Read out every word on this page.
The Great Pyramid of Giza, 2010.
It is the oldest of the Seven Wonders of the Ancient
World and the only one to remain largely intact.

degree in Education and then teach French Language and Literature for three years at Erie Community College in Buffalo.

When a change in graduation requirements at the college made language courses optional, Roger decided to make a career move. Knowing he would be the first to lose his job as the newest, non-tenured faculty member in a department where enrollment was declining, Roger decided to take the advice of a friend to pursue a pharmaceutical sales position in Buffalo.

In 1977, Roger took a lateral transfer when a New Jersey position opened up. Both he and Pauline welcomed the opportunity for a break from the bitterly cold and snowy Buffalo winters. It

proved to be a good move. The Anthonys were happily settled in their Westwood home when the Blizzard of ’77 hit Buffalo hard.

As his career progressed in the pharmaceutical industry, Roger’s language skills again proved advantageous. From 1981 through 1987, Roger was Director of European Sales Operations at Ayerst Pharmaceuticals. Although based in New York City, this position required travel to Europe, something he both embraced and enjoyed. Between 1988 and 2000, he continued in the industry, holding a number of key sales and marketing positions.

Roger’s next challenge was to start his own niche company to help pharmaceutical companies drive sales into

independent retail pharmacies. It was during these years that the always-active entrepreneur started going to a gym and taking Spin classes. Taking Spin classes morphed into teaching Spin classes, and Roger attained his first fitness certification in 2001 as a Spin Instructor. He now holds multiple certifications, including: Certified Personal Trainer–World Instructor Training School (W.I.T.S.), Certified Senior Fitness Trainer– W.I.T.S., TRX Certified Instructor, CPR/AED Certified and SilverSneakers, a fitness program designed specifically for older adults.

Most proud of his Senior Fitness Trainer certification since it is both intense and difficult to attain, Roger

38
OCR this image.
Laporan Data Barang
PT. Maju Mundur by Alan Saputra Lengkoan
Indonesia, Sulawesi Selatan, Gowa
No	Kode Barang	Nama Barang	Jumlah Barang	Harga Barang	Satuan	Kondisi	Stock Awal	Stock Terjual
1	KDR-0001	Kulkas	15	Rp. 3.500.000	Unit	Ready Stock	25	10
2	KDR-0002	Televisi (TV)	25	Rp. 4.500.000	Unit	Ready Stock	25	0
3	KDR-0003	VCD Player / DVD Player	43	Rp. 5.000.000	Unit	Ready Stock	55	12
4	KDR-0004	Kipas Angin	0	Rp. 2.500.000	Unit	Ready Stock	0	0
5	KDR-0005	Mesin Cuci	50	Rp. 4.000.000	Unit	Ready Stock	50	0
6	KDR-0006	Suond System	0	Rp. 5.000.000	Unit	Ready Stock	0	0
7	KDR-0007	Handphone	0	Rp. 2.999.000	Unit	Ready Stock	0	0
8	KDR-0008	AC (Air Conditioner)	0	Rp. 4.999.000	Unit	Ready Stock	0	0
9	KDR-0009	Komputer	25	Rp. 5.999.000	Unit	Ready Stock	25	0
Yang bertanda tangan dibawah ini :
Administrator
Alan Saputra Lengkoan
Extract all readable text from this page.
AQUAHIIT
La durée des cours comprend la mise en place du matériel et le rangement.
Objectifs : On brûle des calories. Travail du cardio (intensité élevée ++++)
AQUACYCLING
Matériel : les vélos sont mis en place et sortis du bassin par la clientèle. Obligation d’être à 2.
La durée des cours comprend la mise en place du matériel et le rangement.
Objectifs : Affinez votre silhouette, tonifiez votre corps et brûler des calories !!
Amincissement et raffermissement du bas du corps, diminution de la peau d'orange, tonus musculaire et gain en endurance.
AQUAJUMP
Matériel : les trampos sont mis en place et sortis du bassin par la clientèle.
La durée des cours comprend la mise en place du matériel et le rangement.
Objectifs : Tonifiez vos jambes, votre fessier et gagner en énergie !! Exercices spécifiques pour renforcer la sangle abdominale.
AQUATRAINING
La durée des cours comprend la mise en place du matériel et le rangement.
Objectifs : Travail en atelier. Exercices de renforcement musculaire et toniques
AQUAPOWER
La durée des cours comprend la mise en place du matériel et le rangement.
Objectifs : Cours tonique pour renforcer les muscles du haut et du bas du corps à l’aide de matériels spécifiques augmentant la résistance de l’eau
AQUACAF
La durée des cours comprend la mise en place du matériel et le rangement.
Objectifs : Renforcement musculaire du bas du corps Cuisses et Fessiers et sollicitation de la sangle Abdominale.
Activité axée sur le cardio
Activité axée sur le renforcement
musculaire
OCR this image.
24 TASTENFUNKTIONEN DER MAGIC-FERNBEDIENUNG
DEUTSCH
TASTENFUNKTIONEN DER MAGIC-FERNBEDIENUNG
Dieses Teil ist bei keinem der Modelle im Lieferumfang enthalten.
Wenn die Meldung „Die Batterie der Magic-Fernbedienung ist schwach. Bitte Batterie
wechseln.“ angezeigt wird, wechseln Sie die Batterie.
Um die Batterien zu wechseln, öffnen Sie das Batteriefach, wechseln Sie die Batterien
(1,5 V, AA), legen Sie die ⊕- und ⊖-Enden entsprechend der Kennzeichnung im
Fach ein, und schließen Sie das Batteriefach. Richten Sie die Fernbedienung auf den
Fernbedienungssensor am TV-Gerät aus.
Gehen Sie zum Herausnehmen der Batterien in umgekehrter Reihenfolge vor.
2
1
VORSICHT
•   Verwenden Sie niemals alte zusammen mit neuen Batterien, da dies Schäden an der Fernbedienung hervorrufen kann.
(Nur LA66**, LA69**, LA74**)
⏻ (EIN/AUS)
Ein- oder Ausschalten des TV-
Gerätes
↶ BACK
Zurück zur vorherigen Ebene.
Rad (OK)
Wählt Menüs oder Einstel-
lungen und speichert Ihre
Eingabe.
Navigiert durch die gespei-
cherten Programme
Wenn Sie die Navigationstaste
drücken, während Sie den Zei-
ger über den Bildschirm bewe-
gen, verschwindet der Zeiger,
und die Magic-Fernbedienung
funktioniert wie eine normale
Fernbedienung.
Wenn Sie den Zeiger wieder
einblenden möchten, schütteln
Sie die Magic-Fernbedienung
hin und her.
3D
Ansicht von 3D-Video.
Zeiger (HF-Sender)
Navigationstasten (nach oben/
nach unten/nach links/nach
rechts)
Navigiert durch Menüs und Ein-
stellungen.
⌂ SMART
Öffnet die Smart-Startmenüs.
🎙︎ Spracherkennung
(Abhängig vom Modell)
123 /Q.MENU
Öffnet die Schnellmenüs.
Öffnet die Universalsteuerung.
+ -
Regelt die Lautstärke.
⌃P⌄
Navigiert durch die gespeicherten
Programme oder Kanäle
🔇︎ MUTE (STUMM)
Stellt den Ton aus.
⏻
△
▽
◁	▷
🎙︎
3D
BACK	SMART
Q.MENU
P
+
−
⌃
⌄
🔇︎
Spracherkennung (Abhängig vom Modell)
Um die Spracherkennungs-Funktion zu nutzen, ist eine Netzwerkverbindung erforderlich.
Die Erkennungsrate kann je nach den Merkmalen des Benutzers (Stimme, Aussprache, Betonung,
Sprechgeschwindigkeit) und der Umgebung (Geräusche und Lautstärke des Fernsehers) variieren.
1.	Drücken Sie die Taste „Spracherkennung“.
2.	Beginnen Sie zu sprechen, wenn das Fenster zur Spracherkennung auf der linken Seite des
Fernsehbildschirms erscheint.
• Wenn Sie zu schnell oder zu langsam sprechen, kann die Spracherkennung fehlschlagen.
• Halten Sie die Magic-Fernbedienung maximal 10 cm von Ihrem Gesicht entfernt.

────────

EXERCISE: Copy out every line of the listing that contains the string "Alan".

SOLUTION TO THIS PROBLEM:
PT. Maju Mundur by Alan Saputra Lengkoan
Alan Saputra Lengkoan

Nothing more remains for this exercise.